(SELECTED TEXT begins)

Rabbi Asher Lopatin, an alumnus of the Wexner Graduate Fellowship Program, is the spiritual leader of Congregation Anshe Sholom Bnai Israel in Chicago, a modern Orthodox synagogue which strives to create a non-judgmental, welcoming environment for all Jews.  He is married to Rachel Tessler Lopatin, a Wexner Graduate and Wexner Heritage alumna, and they have four children. He can be reached at rabbi@asbi.org

My wife Rachel and I were all ready for the delivery of our fourth child: a scheduled C-section set for Wednesday afternoon, Yom Yerushalayim, Jerusalem re-unification day.  But a day of promise turned into a day of anguish.  That same morning of Jerusalem day, in the same hospital that Rachel was due to give birth, I stood with beloved congregants as they lost their12 hour-old child.  Before Rachel arrived at the hospital to deliver, I officiated at a bitter bris of this fallen child; he was given his name, Gavriel, mighty one of God.  And then I met up with Rachel at the same hospital to have our new baby. 

Two days later, on Friday, I prayed in our hospital room with our nursing, healthy baby boy, and then headed for the cemetery to bury the child who had died.  On Sunday morning, I proudly welcomed home our baby boy, and then left to officiate at a stone dedication for Maya, a four year old girl who was run-over a year before in a gruesome hit and run accident.  The mother of that four year old is expecting in September.  Mazel tov.

(SELECTED TEXT ends)
(INPUT DATA begins)

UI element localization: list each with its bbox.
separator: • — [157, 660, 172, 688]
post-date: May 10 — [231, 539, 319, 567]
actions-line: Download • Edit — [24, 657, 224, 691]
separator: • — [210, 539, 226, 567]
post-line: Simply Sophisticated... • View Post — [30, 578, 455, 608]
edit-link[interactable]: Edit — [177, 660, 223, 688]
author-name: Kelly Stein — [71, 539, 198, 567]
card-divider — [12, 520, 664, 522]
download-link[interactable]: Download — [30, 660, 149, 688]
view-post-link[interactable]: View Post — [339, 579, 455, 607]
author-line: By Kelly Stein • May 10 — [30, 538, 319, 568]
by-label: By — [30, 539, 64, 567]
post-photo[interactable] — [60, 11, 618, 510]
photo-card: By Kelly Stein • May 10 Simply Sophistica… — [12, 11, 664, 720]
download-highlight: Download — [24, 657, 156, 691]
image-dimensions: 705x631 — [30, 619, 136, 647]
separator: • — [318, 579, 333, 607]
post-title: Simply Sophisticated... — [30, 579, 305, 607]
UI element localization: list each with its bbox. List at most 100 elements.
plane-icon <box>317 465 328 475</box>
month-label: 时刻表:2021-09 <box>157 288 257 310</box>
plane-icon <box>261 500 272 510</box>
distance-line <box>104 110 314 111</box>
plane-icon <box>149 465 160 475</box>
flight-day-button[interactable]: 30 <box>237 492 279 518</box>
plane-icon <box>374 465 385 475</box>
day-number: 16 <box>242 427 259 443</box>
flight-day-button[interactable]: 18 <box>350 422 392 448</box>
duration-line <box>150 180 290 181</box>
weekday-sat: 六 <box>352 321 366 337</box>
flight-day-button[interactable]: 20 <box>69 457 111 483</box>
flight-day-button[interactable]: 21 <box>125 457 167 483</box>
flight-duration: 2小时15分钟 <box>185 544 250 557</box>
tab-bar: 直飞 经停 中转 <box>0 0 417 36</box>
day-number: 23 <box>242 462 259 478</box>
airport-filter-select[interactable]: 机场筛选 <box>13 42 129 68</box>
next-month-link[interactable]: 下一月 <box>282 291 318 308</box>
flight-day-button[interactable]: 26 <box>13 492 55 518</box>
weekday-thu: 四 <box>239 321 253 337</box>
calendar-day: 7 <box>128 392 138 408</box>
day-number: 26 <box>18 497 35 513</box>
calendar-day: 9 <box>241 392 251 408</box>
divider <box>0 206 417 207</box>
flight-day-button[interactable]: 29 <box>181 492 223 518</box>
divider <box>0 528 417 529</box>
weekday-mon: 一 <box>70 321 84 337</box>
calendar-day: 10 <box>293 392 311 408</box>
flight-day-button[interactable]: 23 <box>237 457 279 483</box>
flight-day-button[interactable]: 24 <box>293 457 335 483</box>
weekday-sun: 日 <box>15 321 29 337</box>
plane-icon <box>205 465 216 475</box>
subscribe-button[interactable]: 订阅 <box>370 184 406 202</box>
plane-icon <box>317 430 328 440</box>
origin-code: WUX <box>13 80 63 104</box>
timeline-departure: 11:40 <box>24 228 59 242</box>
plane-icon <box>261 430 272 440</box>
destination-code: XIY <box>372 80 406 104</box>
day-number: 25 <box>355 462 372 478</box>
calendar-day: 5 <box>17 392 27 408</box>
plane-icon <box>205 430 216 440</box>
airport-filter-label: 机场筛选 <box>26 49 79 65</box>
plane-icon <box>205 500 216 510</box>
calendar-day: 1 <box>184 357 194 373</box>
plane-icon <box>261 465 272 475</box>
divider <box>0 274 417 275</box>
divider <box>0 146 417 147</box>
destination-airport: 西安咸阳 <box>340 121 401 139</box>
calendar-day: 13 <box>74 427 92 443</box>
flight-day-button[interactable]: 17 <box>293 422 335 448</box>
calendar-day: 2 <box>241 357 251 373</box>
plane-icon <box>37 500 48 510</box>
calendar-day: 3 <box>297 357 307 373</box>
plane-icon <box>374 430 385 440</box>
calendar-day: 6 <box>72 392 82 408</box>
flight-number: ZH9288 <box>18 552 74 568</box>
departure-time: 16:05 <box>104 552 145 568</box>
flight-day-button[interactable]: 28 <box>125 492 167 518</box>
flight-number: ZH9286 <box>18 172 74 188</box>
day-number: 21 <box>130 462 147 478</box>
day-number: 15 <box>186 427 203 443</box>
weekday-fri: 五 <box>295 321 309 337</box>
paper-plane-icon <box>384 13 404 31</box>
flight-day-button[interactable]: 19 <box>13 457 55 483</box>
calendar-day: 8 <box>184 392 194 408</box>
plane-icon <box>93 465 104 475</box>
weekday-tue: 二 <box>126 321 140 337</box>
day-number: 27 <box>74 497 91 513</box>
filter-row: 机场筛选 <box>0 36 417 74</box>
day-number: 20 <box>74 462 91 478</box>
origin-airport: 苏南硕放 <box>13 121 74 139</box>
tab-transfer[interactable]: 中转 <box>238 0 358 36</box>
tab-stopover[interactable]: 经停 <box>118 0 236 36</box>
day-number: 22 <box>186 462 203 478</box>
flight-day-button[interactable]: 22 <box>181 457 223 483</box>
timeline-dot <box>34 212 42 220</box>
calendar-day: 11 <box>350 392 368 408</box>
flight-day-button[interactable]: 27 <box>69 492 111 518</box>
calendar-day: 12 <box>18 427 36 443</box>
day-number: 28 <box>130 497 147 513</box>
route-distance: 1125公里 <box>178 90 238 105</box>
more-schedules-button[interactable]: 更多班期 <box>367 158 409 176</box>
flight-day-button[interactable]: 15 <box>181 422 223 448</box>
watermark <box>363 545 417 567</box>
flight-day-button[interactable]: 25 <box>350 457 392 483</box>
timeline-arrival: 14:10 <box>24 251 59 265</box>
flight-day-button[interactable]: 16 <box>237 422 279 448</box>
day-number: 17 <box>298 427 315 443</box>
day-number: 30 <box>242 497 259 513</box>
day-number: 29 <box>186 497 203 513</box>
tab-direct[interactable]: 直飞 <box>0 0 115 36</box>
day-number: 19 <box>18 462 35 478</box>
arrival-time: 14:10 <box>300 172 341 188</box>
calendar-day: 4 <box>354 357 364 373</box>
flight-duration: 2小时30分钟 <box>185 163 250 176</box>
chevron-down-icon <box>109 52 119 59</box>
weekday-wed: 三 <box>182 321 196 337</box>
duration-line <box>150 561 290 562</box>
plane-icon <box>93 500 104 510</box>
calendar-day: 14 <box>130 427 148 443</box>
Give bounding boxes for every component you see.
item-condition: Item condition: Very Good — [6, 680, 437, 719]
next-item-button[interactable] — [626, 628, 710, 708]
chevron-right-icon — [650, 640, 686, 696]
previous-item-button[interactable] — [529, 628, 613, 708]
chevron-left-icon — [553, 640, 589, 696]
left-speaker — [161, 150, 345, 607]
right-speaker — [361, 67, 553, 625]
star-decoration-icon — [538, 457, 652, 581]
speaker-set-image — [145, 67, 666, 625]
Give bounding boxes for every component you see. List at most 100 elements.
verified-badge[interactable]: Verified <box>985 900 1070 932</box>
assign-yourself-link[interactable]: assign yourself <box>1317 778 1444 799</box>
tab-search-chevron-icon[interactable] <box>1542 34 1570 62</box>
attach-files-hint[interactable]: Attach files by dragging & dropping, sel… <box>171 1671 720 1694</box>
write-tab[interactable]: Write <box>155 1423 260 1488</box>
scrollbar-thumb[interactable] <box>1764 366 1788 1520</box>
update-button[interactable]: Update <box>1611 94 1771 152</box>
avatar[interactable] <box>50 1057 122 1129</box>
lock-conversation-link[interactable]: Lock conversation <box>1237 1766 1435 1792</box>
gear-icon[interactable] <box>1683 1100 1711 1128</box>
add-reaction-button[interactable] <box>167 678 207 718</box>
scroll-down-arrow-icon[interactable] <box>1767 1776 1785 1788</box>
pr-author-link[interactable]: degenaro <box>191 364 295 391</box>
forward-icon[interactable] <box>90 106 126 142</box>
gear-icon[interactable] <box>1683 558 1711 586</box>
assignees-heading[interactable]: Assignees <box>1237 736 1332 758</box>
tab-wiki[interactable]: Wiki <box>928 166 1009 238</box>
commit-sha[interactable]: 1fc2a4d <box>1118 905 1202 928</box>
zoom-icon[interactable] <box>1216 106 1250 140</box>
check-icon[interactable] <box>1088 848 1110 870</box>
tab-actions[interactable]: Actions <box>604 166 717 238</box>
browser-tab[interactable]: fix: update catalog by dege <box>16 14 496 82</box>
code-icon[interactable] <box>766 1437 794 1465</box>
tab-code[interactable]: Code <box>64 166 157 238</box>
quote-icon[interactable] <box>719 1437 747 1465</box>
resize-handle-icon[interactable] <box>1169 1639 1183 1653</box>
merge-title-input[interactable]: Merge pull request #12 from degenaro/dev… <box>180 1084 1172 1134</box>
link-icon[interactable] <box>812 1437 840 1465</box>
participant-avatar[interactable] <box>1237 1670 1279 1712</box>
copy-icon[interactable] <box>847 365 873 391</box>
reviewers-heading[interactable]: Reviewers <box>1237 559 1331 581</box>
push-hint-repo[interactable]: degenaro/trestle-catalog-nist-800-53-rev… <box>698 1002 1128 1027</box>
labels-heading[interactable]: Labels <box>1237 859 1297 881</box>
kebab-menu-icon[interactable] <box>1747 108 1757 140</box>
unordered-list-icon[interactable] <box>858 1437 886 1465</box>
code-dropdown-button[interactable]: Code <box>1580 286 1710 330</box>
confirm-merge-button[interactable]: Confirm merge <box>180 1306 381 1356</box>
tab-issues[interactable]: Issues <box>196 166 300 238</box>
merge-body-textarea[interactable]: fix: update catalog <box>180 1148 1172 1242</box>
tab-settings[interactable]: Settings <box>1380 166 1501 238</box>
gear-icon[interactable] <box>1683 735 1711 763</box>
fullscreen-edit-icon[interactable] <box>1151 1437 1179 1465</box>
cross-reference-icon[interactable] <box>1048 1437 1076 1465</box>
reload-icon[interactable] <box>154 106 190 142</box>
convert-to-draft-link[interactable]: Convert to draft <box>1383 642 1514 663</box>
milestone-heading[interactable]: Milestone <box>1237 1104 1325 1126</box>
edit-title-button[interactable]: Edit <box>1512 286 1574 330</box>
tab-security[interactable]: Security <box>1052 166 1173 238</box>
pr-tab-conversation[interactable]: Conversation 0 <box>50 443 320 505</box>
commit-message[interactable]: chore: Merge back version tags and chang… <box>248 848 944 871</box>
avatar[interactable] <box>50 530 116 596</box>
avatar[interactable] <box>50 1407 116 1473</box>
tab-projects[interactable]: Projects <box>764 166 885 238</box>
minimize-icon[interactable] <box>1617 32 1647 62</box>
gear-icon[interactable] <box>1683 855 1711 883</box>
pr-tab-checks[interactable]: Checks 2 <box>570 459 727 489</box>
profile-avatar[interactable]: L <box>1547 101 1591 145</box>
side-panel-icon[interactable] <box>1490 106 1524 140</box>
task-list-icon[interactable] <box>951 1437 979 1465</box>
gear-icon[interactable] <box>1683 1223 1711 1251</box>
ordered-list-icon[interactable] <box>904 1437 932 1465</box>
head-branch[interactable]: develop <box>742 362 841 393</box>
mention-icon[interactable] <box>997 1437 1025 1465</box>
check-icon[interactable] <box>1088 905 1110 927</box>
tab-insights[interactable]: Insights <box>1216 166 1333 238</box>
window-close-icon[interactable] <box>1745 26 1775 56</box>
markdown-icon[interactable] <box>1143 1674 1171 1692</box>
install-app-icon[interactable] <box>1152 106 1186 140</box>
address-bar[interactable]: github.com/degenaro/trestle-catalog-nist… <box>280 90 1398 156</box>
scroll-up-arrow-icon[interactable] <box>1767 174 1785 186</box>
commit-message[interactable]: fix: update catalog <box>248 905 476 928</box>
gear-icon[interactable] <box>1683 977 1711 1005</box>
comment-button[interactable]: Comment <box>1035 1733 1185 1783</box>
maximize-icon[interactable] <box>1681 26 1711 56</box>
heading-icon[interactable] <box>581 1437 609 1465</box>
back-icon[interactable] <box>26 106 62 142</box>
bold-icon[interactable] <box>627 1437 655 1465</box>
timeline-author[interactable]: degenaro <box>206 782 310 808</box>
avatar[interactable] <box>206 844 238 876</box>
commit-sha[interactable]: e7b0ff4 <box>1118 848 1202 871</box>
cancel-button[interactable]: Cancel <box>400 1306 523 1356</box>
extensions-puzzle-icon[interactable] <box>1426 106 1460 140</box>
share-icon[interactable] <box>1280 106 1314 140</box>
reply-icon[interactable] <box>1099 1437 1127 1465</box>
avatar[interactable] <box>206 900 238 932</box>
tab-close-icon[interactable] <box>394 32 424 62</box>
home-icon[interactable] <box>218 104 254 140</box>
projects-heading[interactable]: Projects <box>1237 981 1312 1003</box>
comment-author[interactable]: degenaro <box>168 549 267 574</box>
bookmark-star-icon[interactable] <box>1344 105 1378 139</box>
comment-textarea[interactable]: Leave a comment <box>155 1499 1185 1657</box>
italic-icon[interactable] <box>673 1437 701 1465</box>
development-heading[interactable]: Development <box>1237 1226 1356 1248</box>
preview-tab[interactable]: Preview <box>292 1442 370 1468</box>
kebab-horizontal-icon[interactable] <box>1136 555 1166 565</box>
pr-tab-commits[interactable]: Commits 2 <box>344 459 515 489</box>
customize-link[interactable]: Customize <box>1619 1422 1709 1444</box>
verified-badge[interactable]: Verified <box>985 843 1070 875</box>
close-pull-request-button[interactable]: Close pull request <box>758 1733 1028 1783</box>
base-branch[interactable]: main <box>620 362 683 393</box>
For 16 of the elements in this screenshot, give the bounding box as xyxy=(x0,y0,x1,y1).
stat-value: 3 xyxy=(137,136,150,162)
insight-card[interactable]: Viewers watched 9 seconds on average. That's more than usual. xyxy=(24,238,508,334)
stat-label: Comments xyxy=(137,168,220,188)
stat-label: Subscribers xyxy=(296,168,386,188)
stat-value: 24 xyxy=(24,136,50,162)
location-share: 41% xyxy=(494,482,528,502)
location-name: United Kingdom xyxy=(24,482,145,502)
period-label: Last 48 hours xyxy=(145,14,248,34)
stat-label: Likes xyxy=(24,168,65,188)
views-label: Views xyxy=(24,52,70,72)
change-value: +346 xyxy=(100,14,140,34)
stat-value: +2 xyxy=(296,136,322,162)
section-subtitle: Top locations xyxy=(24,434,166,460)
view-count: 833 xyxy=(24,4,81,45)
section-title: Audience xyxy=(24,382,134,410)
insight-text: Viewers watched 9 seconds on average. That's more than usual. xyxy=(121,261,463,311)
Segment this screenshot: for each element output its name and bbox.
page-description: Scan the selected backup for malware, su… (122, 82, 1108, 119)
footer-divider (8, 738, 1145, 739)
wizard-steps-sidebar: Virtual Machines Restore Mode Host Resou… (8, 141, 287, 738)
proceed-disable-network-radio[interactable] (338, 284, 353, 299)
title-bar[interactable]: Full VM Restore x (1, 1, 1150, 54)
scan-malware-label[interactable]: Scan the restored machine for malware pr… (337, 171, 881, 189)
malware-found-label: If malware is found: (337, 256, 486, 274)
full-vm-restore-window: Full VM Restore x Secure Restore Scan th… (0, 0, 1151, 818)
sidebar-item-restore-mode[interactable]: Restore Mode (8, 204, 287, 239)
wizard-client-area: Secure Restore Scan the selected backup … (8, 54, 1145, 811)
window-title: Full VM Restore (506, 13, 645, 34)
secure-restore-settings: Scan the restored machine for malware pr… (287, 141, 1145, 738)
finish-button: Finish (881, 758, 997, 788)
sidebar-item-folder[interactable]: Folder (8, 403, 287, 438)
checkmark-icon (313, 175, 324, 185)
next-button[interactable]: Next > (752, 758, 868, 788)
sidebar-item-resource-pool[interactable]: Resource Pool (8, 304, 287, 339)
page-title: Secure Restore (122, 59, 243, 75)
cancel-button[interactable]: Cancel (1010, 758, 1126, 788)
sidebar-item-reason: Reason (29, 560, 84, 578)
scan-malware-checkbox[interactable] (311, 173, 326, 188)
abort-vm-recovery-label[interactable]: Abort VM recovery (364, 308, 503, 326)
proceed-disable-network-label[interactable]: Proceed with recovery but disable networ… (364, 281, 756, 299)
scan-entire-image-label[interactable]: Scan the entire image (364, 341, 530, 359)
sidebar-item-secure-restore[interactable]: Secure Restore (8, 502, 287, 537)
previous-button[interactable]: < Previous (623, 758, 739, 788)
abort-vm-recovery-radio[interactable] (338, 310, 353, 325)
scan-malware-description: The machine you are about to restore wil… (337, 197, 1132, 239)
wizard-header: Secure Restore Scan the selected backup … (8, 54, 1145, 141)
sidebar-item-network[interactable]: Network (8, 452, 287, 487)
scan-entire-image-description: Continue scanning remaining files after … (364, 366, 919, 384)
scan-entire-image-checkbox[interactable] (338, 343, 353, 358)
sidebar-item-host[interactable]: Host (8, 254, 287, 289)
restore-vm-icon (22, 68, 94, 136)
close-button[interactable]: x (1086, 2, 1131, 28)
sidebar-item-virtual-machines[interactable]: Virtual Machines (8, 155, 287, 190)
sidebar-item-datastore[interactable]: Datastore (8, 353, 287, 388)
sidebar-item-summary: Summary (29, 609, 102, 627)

(INPUT DATA ends)

• WHAT YOU SHOULD DO: Continue the essay above about the birth of a fourth child amid a congregation's losses, starting right after "Mazel tov."

• ANSWER TO THE PROBLEM:
The Torah cannot magically provide immediate comfort, much less give any kind of explanation.  But in this week’s portion, B’halotecha, it does show us sympathy for the paradoxical reality of life.  To the glorious verse: “Vayhi binso’a ha’aron – And when the Ark traveled, Moshe said, arise O God and let your enemies scatter…” the Torah attaches a backwards letter nun before and after.  The nun of “nasoa” – traveling – is inverted; all the glory and confidence is taken out of it. 

We, too, travel through life, and the Torah understands that our travel, like the Ark’s, may well be surrounded by inverted nuns.  Yet, the journey to the Promised Land must continue, the journey through a strange world can never end.  May God bless us all with the leadership ability to continue the journey, to recognize the sad, inverted nuns, and at the same time to recognize the great blessings we have been given in life.  And may we share only simchas together.